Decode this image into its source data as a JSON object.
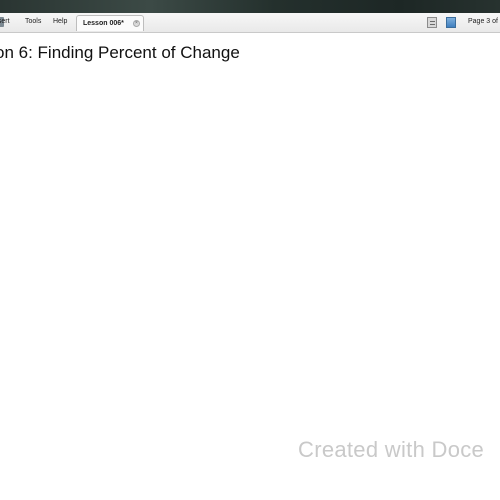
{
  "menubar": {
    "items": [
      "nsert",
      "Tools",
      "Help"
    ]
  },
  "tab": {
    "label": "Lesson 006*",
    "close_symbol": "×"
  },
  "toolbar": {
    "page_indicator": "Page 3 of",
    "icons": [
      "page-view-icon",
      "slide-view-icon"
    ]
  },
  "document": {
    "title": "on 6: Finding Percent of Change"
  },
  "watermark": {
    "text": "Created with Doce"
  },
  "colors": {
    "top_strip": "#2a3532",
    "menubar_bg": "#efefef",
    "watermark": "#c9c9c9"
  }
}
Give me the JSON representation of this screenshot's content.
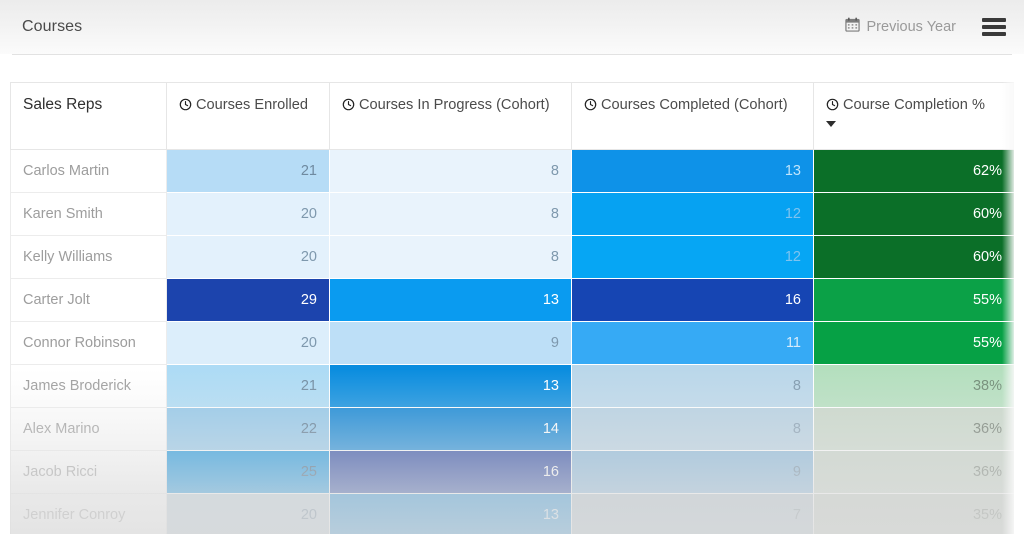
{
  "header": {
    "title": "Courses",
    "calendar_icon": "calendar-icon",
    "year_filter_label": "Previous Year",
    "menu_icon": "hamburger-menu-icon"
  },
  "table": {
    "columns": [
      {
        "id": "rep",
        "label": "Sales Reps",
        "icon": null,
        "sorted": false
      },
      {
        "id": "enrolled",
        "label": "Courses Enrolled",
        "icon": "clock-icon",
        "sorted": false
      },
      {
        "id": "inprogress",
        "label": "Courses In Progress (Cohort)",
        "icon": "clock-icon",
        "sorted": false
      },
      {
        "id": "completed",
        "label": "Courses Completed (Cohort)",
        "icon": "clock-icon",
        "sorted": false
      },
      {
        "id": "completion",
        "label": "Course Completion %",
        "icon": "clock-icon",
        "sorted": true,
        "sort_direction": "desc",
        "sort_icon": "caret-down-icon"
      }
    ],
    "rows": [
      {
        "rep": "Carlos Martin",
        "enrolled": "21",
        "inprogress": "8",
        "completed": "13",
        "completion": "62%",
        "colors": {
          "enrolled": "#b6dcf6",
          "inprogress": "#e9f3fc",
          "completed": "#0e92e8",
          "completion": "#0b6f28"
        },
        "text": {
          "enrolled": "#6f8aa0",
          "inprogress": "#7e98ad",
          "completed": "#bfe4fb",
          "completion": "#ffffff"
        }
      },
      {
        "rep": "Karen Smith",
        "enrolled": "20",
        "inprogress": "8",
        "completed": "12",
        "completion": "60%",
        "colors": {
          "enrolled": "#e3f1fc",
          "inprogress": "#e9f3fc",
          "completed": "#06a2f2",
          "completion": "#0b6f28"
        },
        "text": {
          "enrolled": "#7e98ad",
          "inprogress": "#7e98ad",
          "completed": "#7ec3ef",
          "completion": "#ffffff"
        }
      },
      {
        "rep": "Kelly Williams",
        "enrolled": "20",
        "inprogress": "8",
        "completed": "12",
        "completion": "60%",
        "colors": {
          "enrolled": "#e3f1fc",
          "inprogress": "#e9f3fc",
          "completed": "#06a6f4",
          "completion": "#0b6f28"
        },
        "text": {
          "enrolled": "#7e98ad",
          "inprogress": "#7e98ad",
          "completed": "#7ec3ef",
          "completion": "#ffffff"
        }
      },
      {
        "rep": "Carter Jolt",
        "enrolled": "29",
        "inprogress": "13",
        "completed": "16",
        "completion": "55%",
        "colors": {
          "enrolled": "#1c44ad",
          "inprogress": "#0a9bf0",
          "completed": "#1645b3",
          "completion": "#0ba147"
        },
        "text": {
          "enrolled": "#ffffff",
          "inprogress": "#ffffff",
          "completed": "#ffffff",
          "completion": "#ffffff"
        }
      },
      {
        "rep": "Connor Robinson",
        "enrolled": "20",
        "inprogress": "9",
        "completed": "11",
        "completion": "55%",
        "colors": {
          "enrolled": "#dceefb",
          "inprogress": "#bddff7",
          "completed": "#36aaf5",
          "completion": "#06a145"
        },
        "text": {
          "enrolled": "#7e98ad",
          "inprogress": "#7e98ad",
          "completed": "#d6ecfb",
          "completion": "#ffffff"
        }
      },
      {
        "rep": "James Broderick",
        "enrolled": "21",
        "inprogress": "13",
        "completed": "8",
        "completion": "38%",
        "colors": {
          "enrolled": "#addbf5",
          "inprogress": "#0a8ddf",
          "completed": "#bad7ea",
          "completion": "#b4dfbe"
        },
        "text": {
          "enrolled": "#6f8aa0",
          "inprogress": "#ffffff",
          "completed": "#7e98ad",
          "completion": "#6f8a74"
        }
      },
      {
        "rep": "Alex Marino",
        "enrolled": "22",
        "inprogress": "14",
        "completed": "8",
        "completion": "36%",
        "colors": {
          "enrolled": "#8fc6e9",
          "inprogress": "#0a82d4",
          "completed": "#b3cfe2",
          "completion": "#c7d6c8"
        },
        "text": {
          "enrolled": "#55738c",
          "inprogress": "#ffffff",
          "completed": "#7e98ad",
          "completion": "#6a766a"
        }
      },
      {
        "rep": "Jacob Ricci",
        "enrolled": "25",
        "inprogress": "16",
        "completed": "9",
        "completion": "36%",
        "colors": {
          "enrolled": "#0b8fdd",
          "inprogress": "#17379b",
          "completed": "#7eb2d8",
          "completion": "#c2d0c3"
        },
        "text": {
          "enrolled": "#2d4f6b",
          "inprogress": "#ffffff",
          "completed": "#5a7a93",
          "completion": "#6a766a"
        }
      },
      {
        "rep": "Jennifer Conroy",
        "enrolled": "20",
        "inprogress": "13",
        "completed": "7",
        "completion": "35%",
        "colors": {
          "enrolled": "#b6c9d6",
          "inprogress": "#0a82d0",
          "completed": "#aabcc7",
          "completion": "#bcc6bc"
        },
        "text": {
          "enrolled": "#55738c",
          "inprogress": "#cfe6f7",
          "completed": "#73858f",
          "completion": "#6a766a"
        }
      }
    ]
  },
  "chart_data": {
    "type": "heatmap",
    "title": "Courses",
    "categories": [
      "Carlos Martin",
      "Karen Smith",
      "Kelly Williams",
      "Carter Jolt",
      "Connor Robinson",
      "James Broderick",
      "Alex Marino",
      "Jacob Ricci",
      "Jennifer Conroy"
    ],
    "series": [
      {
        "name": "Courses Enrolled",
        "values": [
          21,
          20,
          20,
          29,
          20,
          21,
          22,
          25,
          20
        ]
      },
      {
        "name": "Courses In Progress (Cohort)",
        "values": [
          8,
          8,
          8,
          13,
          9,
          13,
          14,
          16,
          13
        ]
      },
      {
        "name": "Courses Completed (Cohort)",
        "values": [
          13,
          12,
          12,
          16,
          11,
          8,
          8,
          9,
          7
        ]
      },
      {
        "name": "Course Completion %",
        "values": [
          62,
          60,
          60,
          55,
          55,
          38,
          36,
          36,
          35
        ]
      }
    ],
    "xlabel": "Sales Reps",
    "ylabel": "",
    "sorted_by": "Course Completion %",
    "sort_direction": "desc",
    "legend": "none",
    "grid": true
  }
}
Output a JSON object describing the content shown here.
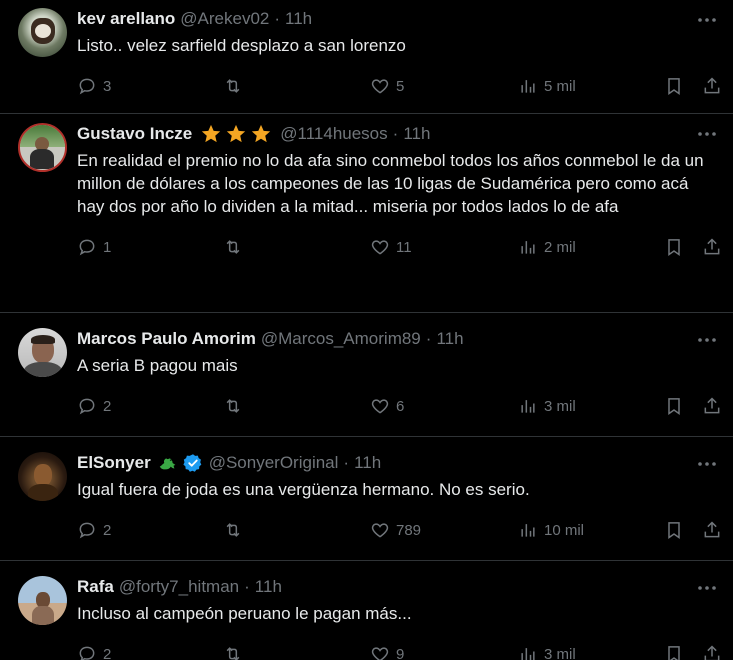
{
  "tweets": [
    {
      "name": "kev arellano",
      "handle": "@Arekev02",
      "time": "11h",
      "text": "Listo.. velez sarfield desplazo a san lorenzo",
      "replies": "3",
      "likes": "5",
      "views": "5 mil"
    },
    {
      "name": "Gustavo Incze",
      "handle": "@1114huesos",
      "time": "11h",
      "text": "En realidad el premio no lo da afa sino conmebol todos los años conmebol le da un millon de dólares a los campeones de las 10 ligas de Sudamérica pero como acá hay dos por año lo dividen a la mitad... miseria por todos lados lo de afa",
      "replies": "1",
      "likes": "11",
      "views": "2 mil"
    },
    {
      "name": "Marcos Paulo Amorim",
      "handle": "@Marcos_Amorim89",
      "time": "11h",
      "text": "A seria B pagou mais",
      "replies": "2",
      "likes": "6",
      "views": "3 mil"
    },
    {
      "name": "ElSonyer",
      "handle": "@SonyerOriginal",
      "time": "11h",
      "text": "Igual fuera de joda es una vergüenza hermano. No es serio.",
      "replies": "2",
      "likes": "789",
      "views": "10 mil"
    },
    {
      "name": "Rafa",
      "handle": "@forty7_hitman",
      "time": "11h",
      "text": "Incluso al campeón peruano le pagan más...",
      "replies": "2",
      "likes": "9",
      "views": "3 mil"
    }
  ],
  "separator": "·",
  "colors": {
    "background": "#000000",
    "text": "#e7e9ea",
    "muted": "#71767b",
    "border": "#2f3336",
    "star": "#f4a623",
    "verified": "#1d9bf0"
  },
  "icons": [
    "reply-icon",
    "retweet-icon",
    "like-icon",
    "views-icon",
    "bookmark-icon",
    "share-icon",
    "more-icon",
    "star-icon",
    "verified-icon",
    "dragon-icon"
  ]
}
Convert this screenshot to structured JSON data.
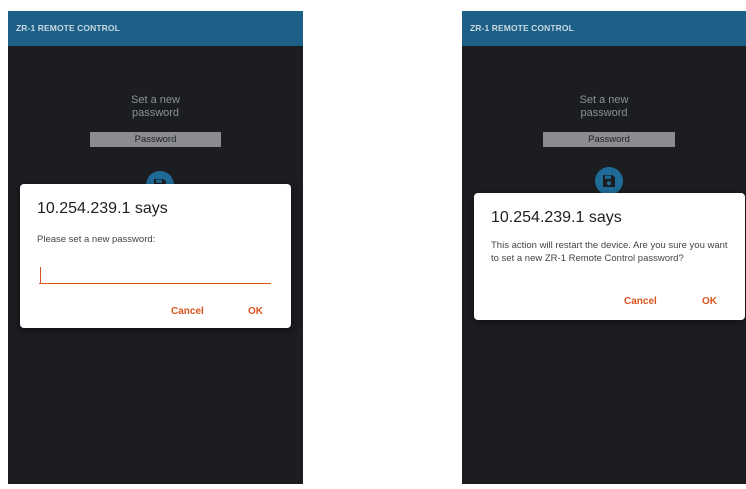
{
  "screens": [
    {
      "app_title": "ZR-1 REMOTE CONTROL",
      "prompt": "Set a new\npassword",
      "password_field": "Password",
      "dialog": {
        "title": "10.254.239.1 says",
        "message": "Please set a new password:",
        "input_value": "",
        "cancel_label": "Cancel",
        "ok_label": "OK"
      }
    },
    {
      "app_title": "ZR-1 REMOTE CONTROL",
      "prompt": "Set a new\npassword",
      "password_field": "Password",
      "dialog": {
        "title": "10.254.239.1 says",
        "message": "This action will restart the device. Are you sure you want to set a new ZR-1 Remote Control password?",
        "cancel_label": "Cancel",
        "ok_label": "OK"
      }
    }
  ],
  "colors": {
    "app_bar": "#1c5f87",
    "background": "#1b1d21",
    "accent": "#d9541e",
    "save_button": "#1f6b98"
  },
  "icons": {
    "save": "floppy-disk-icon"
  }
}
□ □ □ □
◆ GIVEN REQUEST
Skip the pictures. Please copy exactly the lines from the one with "Convert this screenshot" through the final line of the material above, both ends included.

◆ EXERCISE ANSWER
Convert this screenshot to structured JSON data.
{
  "screens": [
    {
      "app_title": "ZR-1 REMOTE CONTROL",
      "prompt": "Set a new\npassword",
      "password_field": "Password",
      "dialog": {
        "title": "10.254.239.1 says",
        "message": "Please set a new password:",
        "input_value": "",
        "cancel_label": "Cancel",
        "ok_label": "OK"
      }
    },
    {
      "app_title": "ZR-1 REMOTE CONTROL",
      "prompt": "Set a new\npassword",
      "password_field": "Password",
      "dialog": {
        "title": "10.254.239.1 says",
        "message": "This action will restart the device. Are you sure you want to set a new ZR-1 Remote Control password?",
        "cancel_label": "Cancel",
        "ok_label": "OK"
      }
    }
  ],
  "colors": {
    "app_bar": "#1c5f87",
    "background": "#1b1d21",
    "accent": "#d9541e",
    "save_button": "#1f6b98"
  },
  "icons": {
    "save": "floppy-disk-icon"
  }
}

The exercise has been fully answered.